(Data records)
#####

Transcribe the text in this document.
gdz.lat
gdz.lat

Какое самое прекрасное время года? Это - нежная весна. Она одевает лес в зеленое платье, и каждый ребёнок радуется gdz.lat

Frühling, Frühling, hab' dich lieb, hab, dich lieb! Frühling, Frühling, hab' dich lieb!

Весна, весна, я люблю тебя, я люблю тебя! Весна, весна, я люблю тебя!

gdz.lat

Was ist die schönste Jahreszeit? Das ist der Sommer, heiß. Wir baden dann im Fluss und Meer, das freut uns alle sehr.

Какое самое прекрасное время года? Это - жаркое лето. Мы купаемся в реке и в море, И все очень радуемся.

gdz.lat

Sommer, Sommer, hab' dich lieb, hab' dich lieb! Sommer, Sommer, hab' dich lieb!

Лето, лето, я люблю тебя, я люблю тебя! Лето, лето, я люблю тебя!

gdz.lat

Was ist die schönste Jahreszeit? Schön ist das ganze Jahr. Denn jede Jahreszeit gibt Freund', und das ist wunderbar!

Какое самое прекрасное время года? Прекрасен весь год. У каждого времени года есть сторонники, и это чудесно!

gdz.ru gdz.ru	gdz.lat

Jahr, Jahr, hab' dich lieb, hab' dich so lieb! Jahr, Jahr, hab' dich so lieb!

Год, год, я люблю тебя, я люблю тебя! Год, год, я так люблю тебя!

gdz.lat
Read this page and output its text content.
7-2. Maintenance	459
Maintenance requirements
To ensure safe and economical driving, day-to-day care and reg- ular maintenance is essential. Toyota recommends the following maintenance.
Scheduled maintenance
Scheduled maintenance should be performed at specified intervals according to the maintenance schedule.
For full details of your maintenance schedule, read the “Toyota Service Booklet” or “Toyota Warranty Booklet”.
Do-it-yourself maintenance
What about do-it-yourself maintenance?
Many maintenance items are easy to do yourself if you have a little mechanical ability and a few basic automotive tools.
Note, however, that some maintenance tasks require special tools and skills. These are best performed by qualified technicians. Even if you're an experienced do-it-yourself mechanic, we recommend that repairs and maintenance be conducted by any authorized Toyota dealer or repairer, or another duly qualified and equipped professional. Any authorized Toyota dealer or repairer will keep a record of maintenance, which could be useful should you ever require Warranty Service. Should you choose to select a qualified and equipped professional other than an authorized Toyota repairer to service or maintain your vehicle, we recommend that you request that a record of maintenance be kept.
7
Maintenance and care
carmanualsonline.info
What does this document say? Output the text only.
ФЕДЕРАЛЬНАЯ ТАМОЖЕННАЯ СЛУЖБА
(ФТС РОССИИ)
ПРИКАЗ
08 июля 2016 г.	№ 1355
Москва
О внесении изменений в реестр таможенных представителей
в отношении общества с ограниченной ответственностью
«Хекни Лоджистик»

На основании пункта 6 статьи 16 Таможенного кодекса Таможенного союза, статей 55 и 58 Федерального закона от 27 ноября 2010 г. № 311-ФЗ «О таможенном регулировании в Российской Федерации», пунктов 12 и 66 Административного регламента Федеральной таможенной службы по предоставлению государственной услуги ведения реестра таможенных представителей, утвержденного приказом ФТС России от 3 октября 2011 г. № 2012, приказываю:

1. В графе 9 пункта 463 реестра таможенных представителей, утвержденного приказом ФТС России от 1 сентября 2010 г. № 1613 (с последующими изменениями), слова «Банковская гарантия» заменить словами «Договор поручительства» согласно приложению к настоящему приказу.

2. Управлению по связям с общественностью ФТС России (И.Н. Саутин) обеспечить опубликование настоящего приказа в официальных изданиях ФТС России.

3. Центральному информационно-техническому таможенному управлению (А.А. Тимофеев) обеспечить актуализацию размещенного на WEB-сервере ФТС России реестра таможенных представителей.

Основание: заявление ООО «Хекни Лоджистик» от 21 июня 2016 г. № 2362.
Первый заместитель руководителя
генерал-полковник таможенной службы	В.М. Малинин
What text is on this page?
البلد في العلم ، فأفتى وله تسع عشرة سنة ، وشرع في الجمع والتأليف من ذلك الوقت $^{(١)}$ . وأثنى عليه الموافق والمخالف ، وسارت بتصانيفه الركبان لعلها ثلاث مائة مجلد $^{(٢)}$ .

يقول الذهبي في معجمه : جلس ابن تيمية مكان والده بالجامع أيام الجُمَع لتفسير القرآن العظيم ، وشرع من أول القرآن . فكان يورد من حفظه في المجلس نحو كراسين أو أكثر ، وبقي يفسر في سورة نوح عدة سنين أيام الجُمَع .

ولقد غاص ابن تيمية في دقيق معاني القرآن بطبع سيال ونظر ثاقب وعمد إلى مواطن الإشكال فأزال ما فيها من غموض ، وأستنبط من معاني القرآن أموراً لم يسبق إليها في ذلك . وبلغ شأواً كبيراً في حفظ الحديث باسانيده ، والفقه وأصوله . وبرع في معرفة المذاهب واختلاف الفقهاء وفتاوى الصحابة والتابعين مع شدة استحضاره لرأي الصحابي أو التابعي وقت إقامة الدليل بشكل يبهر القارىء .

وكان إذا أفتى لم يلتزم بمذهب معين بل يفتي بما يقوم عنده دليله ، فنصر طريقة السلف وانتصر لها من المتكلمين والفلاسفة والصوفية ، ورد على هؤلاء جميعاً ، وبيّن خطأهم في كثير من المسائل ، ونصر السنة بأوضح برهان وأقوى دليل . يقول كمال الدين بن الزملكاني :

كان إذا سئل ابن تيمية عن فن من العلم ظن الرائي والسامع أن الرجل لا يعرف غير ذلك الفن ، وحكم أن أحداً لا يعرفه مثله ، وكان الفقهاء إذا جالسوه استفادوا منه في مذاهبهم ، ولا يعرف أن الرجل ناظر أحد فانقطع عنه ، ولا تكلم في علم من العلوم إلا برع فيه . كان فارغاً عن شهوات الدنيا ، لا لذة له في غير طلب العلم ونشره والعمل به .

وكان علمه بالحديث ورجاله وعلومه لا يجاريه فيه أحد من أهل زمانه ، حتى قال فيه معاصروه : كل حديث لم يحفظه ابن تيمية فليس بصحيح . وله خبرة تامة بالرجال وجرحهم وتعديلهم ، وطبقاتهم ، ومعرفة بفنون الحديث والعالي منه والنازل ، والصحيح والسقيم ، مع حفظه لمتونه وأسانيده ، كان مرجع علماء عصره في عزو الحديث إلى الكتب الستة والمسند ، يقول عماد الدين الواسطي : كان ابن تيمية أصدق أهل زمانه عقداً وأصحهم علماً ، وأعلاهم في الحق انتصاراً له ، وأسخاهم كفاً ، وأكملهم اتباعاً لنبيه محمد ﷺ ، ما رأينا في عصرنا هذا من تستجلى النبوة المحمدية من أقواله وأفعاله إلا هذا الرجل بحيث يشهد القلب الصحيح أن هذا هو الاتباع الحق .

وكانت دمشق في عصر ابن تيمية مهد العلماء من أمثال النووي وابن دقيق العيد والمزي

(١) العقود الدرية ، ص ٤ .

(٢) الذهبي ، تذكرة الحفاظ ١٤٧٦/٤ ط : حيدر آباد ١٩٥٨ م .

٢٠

#####

→ **What you need to do**
Output each record exactly, leaving nothing out.

→ **Solution to this task**
Transcribe the text in this document.
gdz.lat
gdz.lat

Какое самое прекрасное время года? Это - нежная весна. Она одевает лес в зеленое платье, и каждый ребёнок радуется gdz.lat

Frühling, Frühling, hab' dich lieb, hab, dich lieb! Frühling, Frühling, hab' dich lieb!

Весна, весна, я люблю тебя, я люблю тебя! Весна, весна, я люблю тебя!

gdz.lat

Was ist die schönste Jahreszeit? Das ist der Sommer, heiß. Wir baden dann im Fluss und Meer, das freut uns alle sehr.

Какое самое прекрасное время года? Это - жаркое лето. Мы купаемся в реке и в море, И все очень радуемся.

gdz.lat

Sommer, Sommer, hab' dich lieb, hab' dich lieb! Sommer, Sommer, hab' dich lieb!

Лето, лето, я люблю тебя, я люблю тебя! Лето, лето, я люблю тебя!

gdz.lat

Was ist die schönste Jahreszeit? Schön ist das ganze Jahr. Denn jede Jahreszeit gibt Freund', und das ist wunderbar!

Какое самое прекрасное время года? Прекрасен весь год. У каждого времени года есть сторонники, и это чудесно!

gdz.ru gdz.ru	gdz.lat

Jahr, Jahr, hab' dich lieb, hab' dich so lieb! Jahr, Jahr, hab' dich so lieb!

Год, год, я люблю тебя, я люблю тебя! Год, год, я так люблю тебя!

gdz.lat
Read this page and output its text content.
7-2. Maintenance	459
Maintenance requirements
To ensure safe and economical driving, day-to-day care and reg- ular maintenance is essential. Toyota recommends the following maintenance.
Scheduled maintenance
Scheduled maintenance should be performed at specified intervals according to the maintenance schedule.
For full details of your maintenance schedule, read the “Toyota Service Booklet” or “Toyota Warranty Booklet”.
Do-it-yourself maintenance
What about do-it-yourself maintenance?
Many maintenance items are easy to do yourself if you have a little mechanical ability and a few basic automotive tools.
Note, however, that some maintenance tasks require special tools and skills. These are best performed by qualified technicians. Even if you're an experienced do-it-yourself mechanic, we recommend that repairs and maintenance be conducted by any authorized Toyota dealer or repairer, or another duly qualified and equipped professional. Any authorized Toyota dealer or repairer will keep a record of maintenance, which could be useful should you ever require Warranty Service. Should you choose to select a qualified and equipped professional other than an authorized Toyota repairer to service or maintain your vehicle, we recommend that you request that a record of maintenance be kept.
7
Maintenance and care
carmanualsonline.info
What does this document say? Output the text only.
ФЕДЕРАЛЬНАЯ ТАМОЖЕННАЯ СЛУЖБА
(ФТС РОССИИ)
ПРИКАЗ
08 июля 2016 г.	№ 1355
Москва
О внесении изменений в реестр таможенных представителей
в отношении общества с ограниченной ответственностью
«Хекни Лоджистик»

На основании пункта 6 статьи 16 Таможенного кодекса Таможенного союза, статей 55 и 58 Федерального закона от 27 ноября 2010 г. № 311-ФЗ «О таможенном регулировании в Российской Федерации», пунктов 12 и 66 Административного регламента Федеральной таможенной службы по предоставлению государственной услуги ведения реестра таможенных представителей, утвержденного приказом ФТС России от 3 октября 2011 г. № 2012, приказываю:

1. В графе 9 пункта 463 реестра таможенных представителей, утвержденного приказом ФТС России от 1 сентября 2010 г. № 1613 (с последующими изменениями), слова «Банковская гарантия» заменить словами «Договор поручительства» согласно приложению к настоящему приказу.

2. Управлению по связям с общественностью ФТС России (И.Н. Саутин) обеспечить опубликование настоящего приказа в официальных изданиях ФТС России.

3. Центральному информационно-техническому таможенному управлению (А.А. Тимофеев) обеспечить актуализацию размещенного на WEB-сервере ФТС России реестра таможенных представителей.

Основание: заявление ООО «Хекни Лоджистик» от 21 июня 2016 г. № 2362.
Первый заместитель руководителя
генерал-полковник таможенной службы	В.М. Малинин
What text is on this page?
البلد في العلم ، فأفتى وله تسع عشرة سنة ، وشرع في الجمع والتأليف من ذلك الوقت $^{(١)}$ . وأثنى عليه الموافق والمخالف ، وسارت بتصانيفه الركبان لعلها ثلاث مائة مجلد $^{(٢)}$ .

يقول الذهبي في معجمه : جلس ابن تيمية مكان والده بالجامع أيام الجُمَع لتفسير القرآن العظيم ، وشرع من أول القرآن . فكان يورد من حفظه في المجلس نحو كراسين أو أكثر ، وبقي يفسر في سورة نوح عدة سنين أيام الجُمَع .

ولقد غاص ابن تيمية في دقيق معاني القرآن بطبع سيال ونظر ثاقب وعمد إلى مواطن الإشكال فأزال ما فيها من غموض ، وأستنبط من معاني القرآن أموراً لم يسبق إليها في ذلك . وبلغ شأواً كبيراً في حفظ الحديث باسانيده ، والفقه وأصوله . وبرع في معرفة المذاهب واختلاف الفقهاء وفتاوى الصحابة والتابعين مع شدة استحضاره لرأي الصحابي أو التابعي وقت إقامة الدليل بشكل يبهر القارىء .

وكان إذا أفتى لم يلتزم بمذهب معين بل يفتي بما يقوم عنده دليله ، فنصر طريقة السلف وانتصر لها من المتكلمين والفلاسفة والصوفية ، ورد على هؤلاء جميعاً ، وبيّن خطأهم في كثير من المسائل ، ونصر السنة بأوضح برهان وأقوى دليل . يقول كمال الدين بن الزملكاني :

كان إذا سئل ابن تيمية عن فن من العلم ظن الرائي والسامع أن الرجل لا يعرف غير ذلك الفن ، وحكم أن أحداً لا يعرفه مثله ، وكان الفقهاء إذا جالسوه استفادوا منه في مذاهبهم ، ولا يعرف أن الرجل ناظر أحد فانقطع عنه ، ولا تكلم في علم من العلوم إلا برع فيه . كان فارغاً عن شهوات الدنيا ، لا لذة له في غير طلب العلم ونشره والعمل به .

وكان علمه بالحديث ورجاله وعلومه لا يجاريه فيه أحد من أهل زمانه ، حتى قال فيه معاصروه : كل حديث لم يحفظه ابن تيمية فليس بصحيح . وله خبرة تامة بالرجال وجرحهم وتعديلهم ، وطبقاتهم ، ومعرفة بفنون الحديث والعالي منه والنازل ، والصحيح والسقيم ، مع حفظه لمتونه وأسانيده ، كان مرجع علماء عصره في عزو الحديث إلى الكتب الستة والمسند ، يقول عماد الدين الواسطي : كان ابن تيمية أصدق أهل زمانه عقداً وأصحهم علماً ، وأعلاهم في الحق انتصاراً له ، وأسخاهم كفاً ، وأكملهم اتباعاً لنبيه محمد ﷺ ، ما رأينا في عصرنا هذا من تستجلى النبوة المحمدية من أقواله وأفعاله إلا هذا الرجل بحيث يشهد القلب الصحيح أن هذا هو الاتباع الحق .

وكانت دمشق في عصر ابن تيمية مهد العلماء من أمثال النووي وابن دقيق العيد والمزي

(١) العقود الدرية ، ص ٤ .

(٢) الذهبي ، تذكرة الحفاظ ١٤٧٦/٤ ط : حيدر آباد ١٩٥٨ م .

٢٠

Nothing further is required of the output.